GOAL OF THE EXERCISE - Show only lines that include "smiling".

::::::

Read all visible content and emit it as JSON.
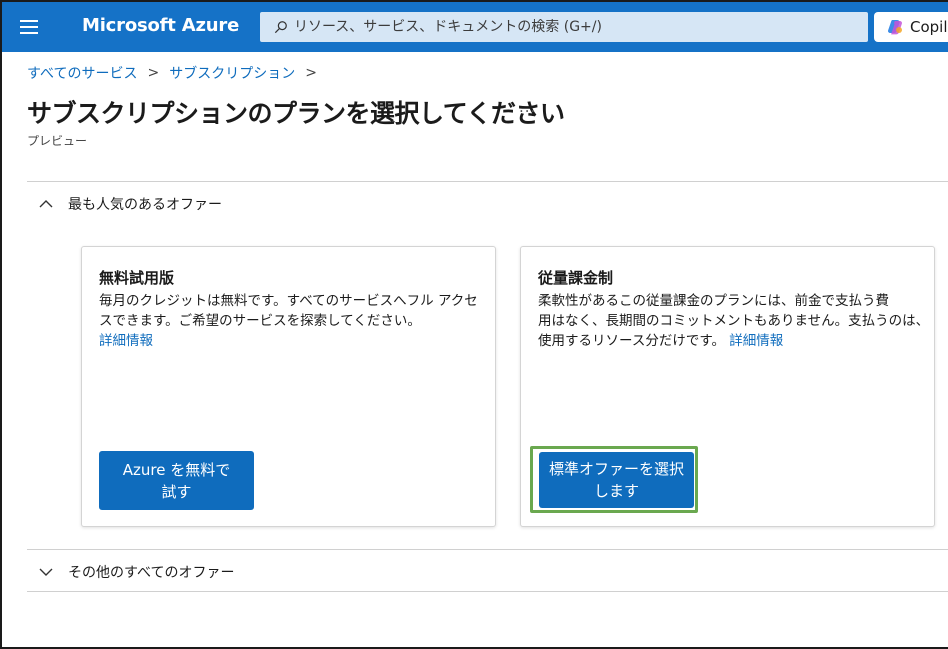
{
  "topbar": {
    "brand": "Microsoft Azure",
    "search_placeholder": "リソース、サービス、ドキュメントの検索 (G+/)",
    "copilot_label": "Copil"
  },
  "breadcrumb": {
    "items": [
      "すべてのサービス",
      "サブスクリプション"
    ],
    "separator": ">"
  },
  "page": {
    "title": "サブスクリプションのプランを選択してください",
    "more": "...",
    "subtitle": "プレビュー"
  },
  "popular_section": {
    "label": "最も人気のあるオファー",
    "expanded": true
  },
  "cards": [
    {
      "title": "無料試用版",
      "desc_line1": "毎月のクレジットは無料です。すべてのサービスへフル アクセ",
      "desc_line2": "スできます。ご希望のサービスを探索してください。",
      "link": "詳細情報",
      "button_line1": "Azure を無料で",
      "button_line2": "試す"
    },
    {
      "title": "従量課金制",
      "desc_line1": "柔軟性があるこの従量課金のプランには、前金で支払う費",
      "desc_line2": "用はなく、長期間のコミットメントもありません。支払うのは、",
      "desc_line3": "使用するリソース分だけです。",
      "link": "詳細情報",
      "button_line1": "標準オファーを選択",
      "button_line2": "します"
    }
  ],
  "other_section": {
    "label": "その他のすべてのオファー",
    "expanded": false
  },
  "colors": {
    "topbar": "#1572c7",
    "accent": "#0f6cbd",
    "highlight": "#6aa84f"
  }
}
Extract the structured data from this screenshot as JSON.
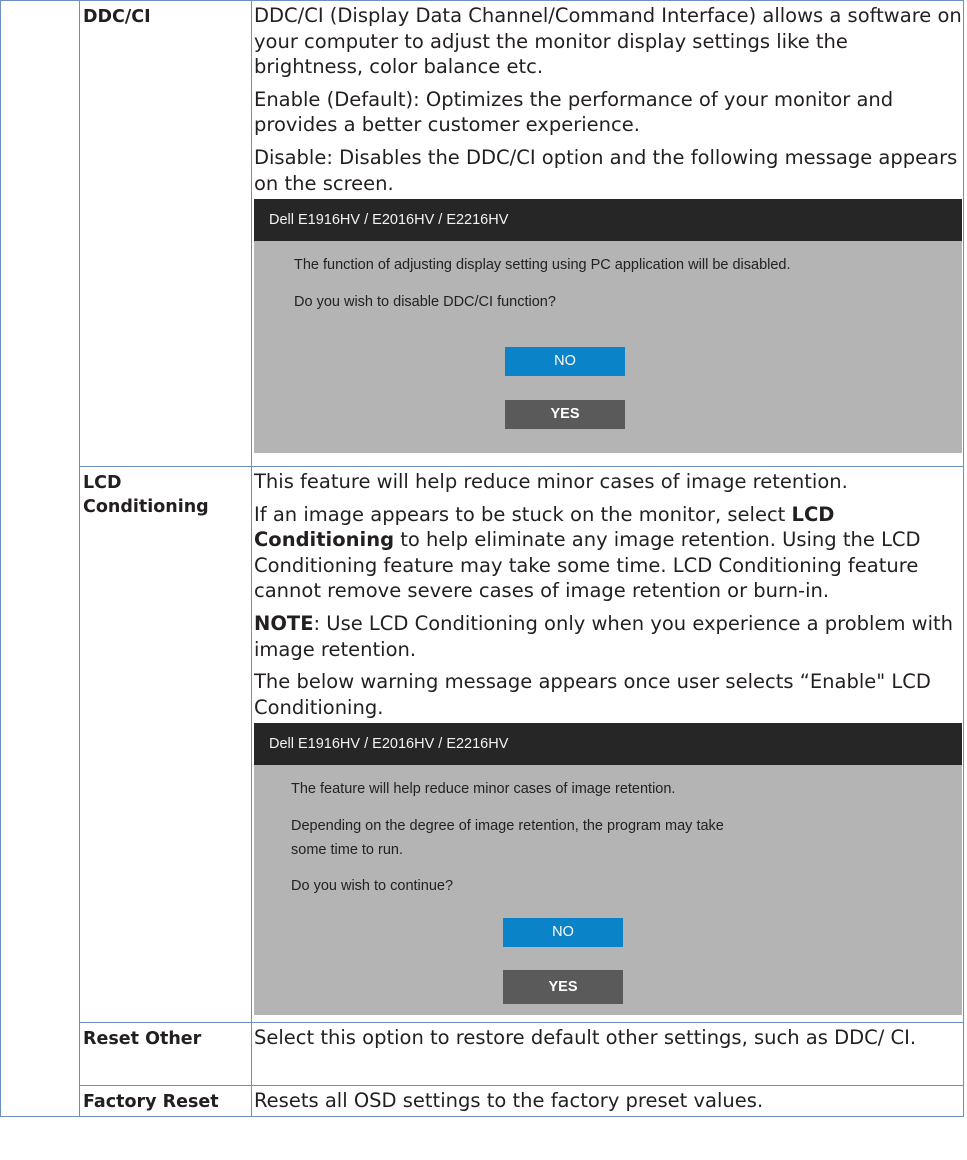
{
  "rows": [
    {
      "label": "DDC/CI",
      "paras": [
        "DDC/CI (Display Data Channel/Command Interface) allows a software on your computer to adjust the monitor display settings like the brightness, color balance etc.",
        "Enable (Default): Optimizes the performance of your monitor and provides a better customer experience.",
        "Disable: Disables the DDC/CI option and the following message appears on the screen."
      ],
      "dialog": {
        "title": "Dell E1916HV / E2016HV / E2216HV",
        "line1": "The function of adjusting display setting using PC application will be disabled.",
        "line2": "Do you wish to disable DDC/CI function?",
        "no": "NO",
        "yes": "YES"
      }
    },
    {
      "label": "LCD Conditioning",
      "p1": "This feature will help reduce minor cases of image retention.",
      "p2a": "If an image appears to be stuck on the monitor, select ",
      "p2b": "LCD Conditioning",
      "p2c": " to help eliminate any image retention. Using the LCD Conditioning feature may take some time. LCD Conditioning feature cannot remove  severe cases of image retention or burn-in.",
      "note_label": "NOTE",
      "note_text": ": Use LCD Conditioning only when you experience a problem with image retention.",
      "p4": "The below warning message appears once user selects “Enable\" LCD Conditioning.",
      "dialog": {
        "title": "Dell E1916HV / E2016HV / E2216HV",
        "line1": "The feature will help reduce minor cases of image retention.",
        "line2a": "Depending on the degree of image retention, the program may take",
        "line2b": "some time to run.",
        "line3": "Do you wish to continue?",
        "no": "NO",
        "yes": "YES"
      }
    },
    {
      "label": "Reset Other",
      "text": "Select this option to restore default other settings, such as DDC/ CI."
    },
    {
      "label": "Factory Reset",
      "text": "Resets all OSD settings to the factory preset values."
    }
  ]
}
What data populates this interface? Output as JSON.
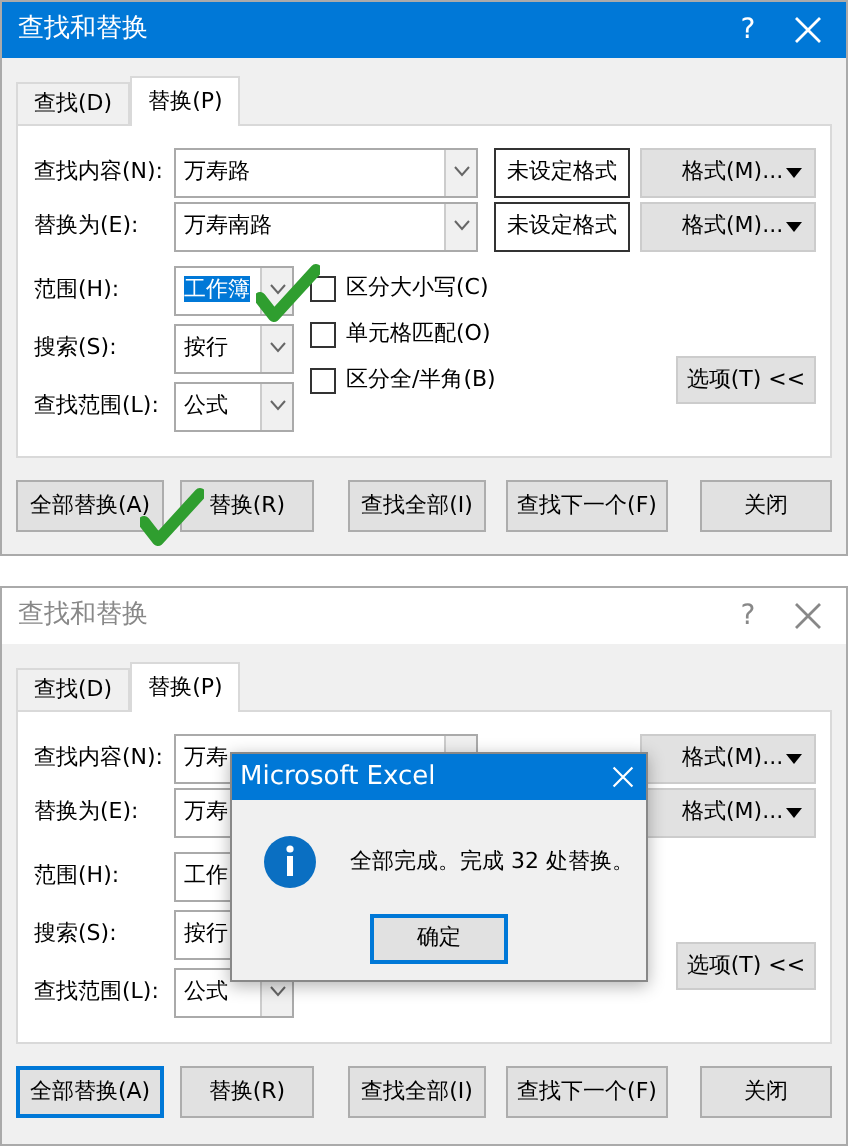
{
  "dialogs": [
    {
      "title": "查找和替换",
      "active": true,
      "help": "?",
      "tabs": [
        {
          "label": "查找(D)",
          "selected": false
        },
        {
          "label": "替换(P)",
          "selected": true
        }
      ],
      "fields": [
        {
          "label": "查找内容(N):",
          "value": "万寿路",
          "dropdown": true,
          "format_preview": "未设定格式",
          "format_button": "格式(M)..."
        },
        {
          "label": "替换为(E):",
          "value": "万寿南路",
          "dropdown": true,
          "format_preview": "未设定格式",
          "format_button": "格式(M)..."
        }
      ],
      "options": [
        {
          "label": "范围(H):",
          "value": "工作簿",
          "highlighted": true,
          "dropdown": true
        },
        {
          "label": "搜索(S):",
          "value": "按行",
          "highlighted": false,
          "dropdown": true
        },
        {
          "label": "查找范围(L):",
          "value": "公式",
          "highlighted": false,
          "dropdown": true
        }
      ],
      "checkboxes": [
        {
          "label": "区分大小写(C)",
          "checked": false
        },
        {
          "label": "单元格匹配(O)",
          "checked": false
        },
        {
          "label": "区分全/半角(B)",
          "checked": false
        }
      ],
      "options_button": "选项(T) <<",
      "buttons": [
        {
          "label": "全部替换(A)",
          "focused": false
        },
        {
          "label": "替换(R)",
          "focused": false
        },
        {
          "label": "查找全部(I)",
          "focused": false
        },
        {
          "label": "查找下一个(F)",
          "focused": false
        },
        {
          "label": "关闭",
          "focused": false
        }
      ],
      "annotations": [
        {
          "kind": "check"
        },
        {
          "kind": "check"
        }
      ]
    },
    {
      "title": "查找和替换",
      "active": false,
      "help": "?",
      "tabs": [
        {
          "label": "查找(D)",
          "selected": false
        },
        {
          "label": "替换(P)",
          "selected": true
        }
      ],
      "fields": [
        {
          "label": "查找内容(N):",
          "value": "万寿",
          "dropdown": true,
          "format_button": "格式(M)..."
        },
        {
          "label": "替换为(E):",
          "value": "万寿",
          "format_button": "格式(M)..."
        }
      ],
      "options": [
        {
          "label": "范围(H):",
          "value": "工作",
          "highlighted": false
        },
        {
          "label": "搜索(S):",
          "value": "按行",
          "highlighted": false
        },
        {
          "label": "查找范围(L):",
          "value": "公式",
          "highlighted": false,
          "dropdown": true
        }
      ],
      "options_button": "选项(T) <<",
      "buttons": [
        {
          "label": "全部替换(A)",
          "focused": true
        },
        {
          "label": "替换(R)",
          "focused": false
        },
        {
          "label": "查找全部(I)",
          "focused": false
        },
        {
          "label": "查找下一个(F)",
          "focused": false
        },
        {
          "label": "关闭",
          "focused": false
        }
      ],
      "message_box": {
        "title": "Microsoft Excel",
        "text": "全部完成。完成 32 处替换。",
        "button": "确定"
      }
    }
  ]
}
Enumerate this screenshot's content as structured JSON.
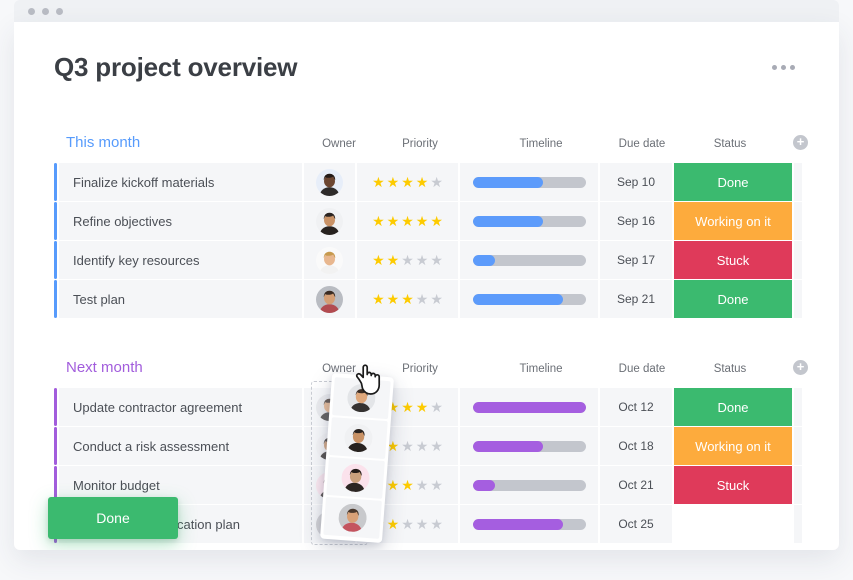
{
  "window": {
    "dots": [
      "close",
      "minimize",
      "maximize"
    ]
  },
  "header": {
    "title": "Q3 project overview",
    "menu_icon": "kebab-menu-icon"
  },
  "columns": {
    "owner": "Owner",
    "priority": "Priority",
    "timeline": "Timeline",
    "due_date": "Due date",
    "status": "Status",
    "add": "+"
  },
  "colors": {
    "this_month_accent": "#579bfc",
    "next_month_accent": "#a25ddc",
    "status_done": "#3bba6f",
    "status_working": "#fdab3d",
    "status_stuck": "#df3a5a",
    "timeline_blue": "#5c9bfb",
    "timeline_purple": "#a55ee0",
    "track": "#c3c6cd",
    "star_on": "#fdcb00",
    "star_off": "#c8cbd2"
  },
  "sections": [
    {
      "id": "this-month",
      "title": "This month",
      "accent": "#579bfc",
      "rows": [
        {
          "name": "Finalize kickoff materials",
          "owner": "avatar-woman-dark-hair",
          "priority": 4,
          "priority_max": 5,
          "progress": 62,
          "due_date": "Sep 10",
          "status": "Done",
          "status_kind": "done"
        },
        {
          "name": "Refine objectives",
          "owner": "avatar-man-beard",
          "priority": 5,
          "priority_max": 5,
          "progress": 62,
          "due_date": "Sep 16",
          "status": "Working on it",
          "status_kind": "working"
        },
        {
          "name": "Identify key resources",
          "owner": "avatar-woman-blonde",
          "priority": 2,
          "priority_max": 5,
          "progress": 20,
          "due_date": "Sep 17",
          "status": "Stuck",
          "status_kind": "stuck"
        },
        {
          "name": "Test plan",
          "owner": "avatar-man-glasses",
          "priority": 3,
          "priority_max": 5,
          "progress": 80,
          "due_date": "Sep 21",
          "status": "Done",
          "status_kind": "done"
        }
      ]
    },
    {
      "id": "next-month",
      "title": "Next month",
      "accent": "#a25ddc",
      "rows": [
        {
          "name": "Update contractor agreement",
          "owner": "avatar-man-short-hair",
          "priority": 4,
          "priority_max": 5,
          "progress": 100,
          "due_date": "Oct 12",
          "status": "Done",
          "status_kind": "done"
        },
        {
          "name": "Conduct a risk assessment",
          "owner": "avatar-man-beard",
          "priority": 2,
          "priority_max": 5,
          "progress": 62,
          "due_date": "Oct 18",
          "status": "Working on it",
          "status_kind": "working"
        },
        {
          "name": "Monitor budget",
          "owner": "avatar-woman-pink",
          "priority": 3,
          "priority_max": 5,
          "progress": 20,
          "due_date": "Oct 21",
          "status": "Stuck",
          "status_kind": "stuck"
        },
        {
          "name": "Develop communication plan",
          "owner": "avatar-man-smiling",
          "priority": 2,
          "priority_max": 5,
          "progress": 80,
          "due_date": "Oct 25",
          "status": "Done",
          "status_kind": "done",
          "dragging": true
        }
      ]
    }
  ],
  "drag": {
    "cursor_icon": "hand-drag-cursor",
    "dropzone_label": "owner-column-dropzone",
    "card_avatars": [
      "avatar-man-short-hair",
      "avatar-man-beard",
      "avatar-woman-pink",
      "avatar-man-smiling"
    ]
  }
}
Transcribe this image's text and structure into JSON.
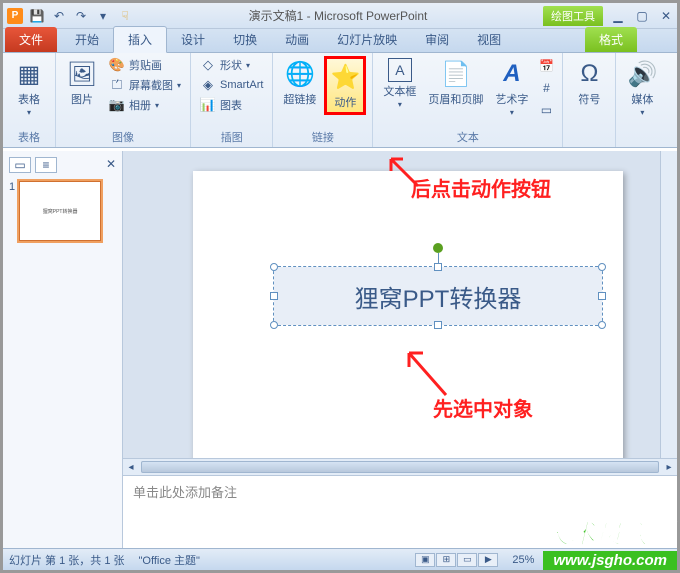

::::::

RESPONSE TO THE EXERCISE -
          "owner": "avatar-man-smiling",
      "avatar-man-smiling"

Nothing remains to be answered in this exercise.